● TASK PROMPT
Go through the lines below. Copy those with "haben".

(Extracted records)
****************
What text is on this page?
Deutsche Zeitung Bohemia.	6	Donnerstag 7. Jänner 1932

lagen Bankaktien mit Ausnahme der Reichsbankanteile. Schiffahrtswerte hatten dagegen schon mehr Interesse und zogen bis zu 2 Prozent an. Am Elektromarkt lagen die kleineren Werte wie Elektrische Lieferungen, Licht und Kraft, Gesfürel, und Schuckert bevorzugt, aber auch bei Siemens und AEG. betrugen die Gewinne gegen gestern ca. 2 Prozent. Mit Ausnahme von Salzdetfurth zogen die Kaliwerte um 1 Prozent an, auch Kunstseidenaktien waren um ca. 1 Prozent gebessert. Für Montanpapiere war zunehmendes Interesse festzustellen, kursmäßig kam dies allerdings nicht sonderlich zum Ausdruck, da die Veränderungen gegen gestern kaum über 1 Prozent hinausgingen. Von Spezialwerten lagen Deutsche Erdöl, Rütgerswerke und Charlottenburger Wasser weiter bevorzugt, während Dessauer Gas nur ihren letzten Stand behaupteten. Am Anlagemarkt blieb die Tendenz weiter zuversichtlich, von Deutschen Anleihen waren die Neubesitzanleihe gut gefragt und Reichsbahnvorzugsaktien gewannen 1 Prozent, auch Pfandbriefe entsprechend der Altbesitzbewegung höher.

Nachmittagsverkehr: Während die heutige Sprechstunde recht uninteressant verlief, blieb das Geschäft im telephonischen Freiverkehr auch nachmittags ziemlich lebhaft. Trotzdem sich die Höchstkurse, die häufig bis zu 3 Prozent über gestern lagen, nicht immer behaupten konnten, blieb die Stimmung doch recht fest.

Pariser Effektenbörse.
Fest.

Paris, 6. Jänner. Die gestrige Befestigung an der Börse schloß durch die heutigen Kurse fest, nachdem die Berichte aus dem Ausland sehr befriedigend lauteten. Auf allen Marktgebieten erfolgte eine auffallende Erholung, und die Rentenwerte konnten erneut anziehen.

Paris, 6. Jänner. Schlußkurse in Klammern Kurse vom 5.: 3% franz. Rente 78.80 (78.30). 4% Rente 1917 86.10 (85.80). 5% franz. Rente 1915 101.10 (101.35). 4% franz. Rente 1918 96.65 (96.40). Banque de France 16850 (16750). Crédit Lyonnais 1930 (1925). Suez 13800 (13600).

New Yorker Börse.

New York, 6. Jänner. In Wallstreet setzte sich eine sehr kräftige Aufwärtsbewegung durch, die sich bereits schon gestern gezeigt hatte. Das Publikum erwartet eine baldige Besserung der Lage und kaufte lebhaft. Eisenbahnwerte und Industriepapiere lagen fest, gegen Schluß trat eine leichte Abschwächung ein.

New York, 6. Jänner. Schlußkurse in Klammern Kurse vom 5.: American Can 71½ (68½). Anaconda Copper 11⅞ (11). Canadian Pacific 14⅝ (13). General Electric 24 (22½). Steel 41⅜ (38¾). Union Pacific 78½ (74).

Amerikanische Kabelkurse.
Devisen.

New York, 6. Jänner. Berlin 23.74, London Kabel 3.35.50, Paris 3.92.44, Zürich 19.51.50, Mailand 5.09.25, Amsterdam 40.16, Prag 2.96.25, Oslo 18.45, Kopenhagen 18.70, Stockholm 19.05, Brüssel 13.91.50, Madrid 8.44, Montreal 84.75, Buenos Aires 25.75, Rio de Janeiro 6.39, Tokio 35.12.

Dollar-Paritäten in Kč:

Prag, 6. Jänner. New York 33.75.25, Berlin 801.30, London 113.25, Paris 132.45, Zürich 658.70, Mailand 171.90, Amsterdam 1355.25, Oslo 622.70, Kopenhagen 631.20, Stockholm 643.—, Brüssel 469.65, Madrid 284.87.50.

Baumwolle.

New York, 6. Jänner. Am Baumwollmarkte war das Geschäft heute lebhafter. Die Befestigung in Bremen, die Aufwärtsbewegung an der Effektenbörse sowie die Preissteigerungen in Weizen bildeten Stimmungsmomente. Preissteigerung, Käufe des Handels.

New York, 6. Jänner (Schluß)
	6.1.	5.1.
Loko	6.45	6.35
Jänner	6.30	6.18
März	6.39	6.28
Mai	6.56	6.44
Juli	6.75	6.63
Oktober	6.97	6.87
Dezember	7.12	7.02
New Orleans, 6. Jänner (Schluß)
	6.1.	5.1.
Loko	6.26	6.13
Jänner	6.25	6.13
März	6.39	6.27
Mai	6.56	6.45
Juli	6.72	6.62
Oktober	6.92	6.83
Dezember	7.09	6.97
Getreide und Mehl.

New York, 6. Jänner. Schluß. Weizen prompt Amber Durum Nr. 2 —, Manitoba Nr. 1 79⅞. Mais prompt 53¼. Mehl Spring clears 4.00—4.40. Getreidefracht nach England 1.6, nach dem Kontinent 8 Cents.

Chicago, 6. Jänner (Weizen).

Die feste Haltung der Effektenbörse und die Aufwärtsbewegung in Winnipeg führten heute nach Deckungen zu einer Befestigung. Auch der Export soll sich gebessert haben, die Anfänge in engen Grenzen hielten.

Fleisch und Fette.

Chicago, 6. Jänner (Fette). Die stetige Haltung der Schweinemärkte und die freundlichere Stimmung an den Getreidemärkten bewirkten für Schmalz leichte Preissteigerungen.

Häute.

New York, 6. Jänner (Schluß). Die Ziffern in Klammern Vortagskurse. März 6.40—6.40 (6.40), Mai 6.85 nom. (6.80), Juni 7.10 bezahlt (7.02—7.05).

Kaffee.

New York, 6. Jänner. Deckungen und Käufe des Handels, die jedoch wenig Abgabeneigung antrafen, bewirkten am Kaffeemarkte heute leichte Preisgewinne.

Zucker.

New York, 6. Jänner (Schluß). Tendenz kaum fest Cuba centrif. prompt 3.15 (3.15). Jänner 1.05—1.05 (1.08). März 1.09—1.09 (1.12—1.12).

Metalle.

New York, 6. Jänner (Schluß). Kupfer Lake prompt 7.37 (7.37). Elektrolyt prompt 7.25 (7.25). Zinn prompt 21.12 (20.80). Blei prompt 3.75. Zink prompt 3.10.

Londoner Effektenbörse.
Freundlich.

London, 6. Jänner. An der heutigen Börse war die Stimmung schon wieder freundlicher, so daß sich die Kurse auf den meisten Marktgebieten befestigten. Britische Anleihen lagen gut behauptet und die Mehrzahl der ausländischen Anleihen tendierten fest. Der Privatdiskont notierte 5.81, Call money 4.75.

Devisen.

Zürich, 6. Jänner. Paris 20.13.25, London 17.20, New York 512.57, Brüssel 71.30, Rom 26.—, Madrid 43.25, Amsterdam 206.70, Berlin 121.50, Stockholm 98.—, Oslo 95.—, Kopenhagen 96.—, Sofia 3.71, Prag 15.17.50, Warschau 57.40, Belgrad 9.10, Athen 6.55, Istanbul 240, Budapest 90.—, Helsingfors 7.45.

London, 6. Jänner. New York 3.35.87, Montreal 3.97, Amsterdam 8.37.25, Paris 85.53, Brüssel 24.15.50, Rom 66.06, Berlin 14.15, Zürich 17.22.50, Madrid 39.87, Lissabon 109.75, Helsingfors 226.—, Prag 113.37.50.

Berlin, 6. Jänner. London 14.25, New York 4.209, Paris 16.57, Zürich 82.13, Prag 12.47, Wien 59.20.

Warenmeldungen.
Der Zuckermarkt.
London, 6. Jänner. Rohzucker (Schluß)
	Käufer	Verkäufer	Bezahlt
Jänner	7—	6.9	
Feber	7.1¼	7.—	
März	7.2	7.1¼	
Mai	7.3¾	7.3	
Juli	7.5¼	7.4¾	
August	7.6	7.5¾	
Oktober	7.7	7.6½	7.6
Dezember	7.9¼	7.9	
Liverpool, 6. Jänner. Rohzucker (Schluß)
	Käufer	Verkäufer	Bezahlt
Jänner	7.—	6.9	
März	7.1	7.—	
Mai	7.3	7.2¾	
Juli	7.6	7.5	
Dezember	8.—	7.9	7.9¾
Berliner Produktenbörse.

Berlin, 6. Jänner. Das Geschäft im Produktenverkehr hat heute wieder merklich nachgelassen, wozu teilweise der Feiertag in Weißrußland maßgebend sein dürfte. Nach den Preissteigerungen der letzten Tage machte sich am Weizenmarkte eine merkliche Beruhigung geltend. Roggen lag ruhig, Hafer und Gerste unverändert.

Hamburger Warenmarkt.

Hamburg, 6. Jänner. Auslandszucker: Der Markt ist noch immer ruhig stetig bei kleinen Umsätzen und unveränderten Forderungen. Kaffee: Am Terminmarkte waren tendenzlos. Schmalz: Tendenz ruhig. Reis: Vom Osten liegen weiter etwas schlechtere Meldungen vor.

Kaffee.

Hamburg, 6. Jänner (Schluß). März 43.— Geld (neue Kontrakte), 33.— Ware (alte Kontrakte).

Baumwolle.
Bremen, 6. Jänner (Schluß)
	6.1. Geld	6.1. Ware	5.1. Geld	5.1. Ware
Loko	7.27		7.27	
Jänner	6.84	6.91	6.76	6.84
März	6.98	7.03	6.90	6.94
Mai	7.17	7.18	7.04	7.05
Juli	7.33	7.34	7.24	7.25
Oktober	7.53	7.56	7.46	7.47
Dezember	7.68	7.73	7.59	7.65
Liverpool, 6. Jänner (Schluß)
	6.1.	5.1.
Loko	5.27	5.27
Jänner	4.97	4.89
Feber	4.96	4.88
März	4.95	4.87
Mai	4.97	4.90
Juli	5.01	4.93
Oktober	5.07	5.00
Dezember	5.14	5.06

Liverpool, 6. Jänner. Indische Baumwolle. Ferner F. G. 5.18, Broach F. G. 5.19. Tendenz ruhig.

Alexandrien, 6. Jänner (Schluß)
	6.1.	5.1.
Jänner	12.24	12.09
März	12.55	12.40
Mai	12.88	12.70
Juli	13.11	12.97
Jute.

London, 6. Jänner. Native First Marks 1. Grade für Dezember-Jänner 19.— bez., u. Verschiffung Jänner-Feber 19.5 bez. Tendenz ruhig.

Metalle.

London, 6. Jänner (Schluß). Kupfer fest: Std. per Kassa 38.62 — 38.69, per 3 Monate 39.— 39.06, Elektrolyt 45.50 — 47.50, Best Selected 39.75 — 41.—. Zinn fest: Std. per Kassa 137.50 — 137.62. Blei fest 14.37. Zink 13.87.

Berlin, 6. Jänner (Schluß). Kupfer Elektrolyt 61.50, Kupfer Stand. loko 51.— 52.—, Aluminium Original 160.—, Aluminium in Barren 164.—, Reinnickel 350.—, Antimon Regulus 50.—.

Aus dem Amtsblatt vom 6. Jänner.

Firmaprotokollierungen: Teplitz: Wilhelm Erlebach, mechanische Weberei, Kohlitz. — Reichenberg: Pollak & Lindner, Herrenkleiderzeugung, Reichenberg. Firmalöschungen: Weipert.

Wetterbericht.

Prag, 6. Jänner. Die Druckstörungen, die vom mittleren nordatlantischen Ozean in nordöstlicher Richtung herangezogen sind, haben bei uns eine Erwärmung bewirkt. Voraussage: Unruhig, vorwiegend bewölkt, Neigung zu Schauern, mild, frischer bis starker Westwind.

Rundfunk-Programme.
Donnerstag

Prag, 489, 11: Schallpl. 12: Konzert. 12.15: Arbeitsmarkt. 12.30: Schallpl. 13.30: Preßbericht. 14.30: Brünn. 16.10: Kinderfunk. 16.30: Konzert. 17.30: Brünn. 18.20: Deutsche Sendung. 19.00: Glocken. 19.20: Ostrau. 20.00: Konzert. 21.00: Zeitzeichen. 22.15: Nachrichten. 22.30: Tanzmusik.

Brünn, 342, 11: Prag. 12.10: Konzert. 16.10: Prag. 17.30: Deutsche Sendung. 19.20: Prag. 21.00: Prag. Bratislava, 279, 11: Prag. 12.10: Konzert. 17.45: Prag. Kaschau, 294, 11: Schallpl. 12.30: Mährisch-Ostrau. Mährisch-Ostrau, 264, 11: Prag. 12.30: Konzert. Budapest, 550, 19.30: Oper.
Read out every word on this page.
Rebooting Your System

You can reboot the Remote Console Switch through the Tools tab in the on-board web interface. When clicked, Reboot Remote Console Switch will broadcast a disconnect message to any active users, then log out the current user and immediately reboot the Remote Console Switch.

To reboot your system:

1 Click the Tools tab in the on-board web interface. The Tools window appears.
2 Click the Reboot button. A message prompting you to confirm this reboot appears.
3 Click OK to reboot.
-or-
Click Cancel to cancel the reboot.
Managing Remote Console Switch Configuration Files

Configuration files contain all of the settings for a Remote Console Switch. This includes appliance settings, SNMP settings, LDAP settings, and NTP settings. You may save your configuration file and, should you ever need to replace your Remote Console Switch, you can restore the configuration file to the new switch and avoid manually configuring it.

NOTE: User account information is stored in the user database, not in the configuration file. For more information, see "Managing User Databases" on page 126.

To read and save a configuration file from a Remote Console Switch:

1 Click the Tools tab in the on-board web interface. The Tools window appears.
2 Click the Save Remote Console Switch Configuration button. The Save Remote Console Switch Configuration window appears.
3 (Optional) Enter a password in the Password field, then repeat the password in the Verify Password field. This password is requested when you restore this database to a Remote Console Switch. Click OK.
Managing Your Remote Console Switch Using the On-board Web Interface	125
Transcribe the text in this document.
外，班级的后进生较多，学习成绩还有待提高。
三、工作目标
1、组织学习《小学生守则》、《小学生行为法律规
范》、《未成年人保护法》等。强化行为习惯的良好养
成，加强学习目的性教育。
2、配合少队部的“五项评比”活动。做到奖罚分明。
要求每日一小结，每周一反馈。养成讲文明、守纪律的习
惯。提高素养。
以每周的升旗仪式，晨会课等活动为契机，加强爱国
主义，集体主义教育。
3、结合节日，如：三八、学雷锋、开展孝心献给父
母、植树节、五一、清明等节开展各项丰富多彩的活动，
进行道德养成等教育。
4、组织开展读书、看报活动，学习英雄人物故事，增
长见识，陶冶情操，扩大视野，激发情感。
****************
● RESULT FOR THIS TASK
Die feste Haltung der Effektenbörse und die Aufwärtsbewegung in Winnipeg führten heute nach Deckungen zu einer Befestigung. Auch der Export soll sich gebessert haben, die Anfänge in engen Grenzen hielten.
Prag, 6. Jänner. Die Druckstörungen, die vom mittleren nordatlantischen Ozean in nordöstlicher Richtung herangezogen sind, haben bei uns eine Erwärmung bewirkt. Voraussage: Unruhig, vorwiegend bewölkt, Neigung zu Schauern, mild, frischer bis starker Westwind.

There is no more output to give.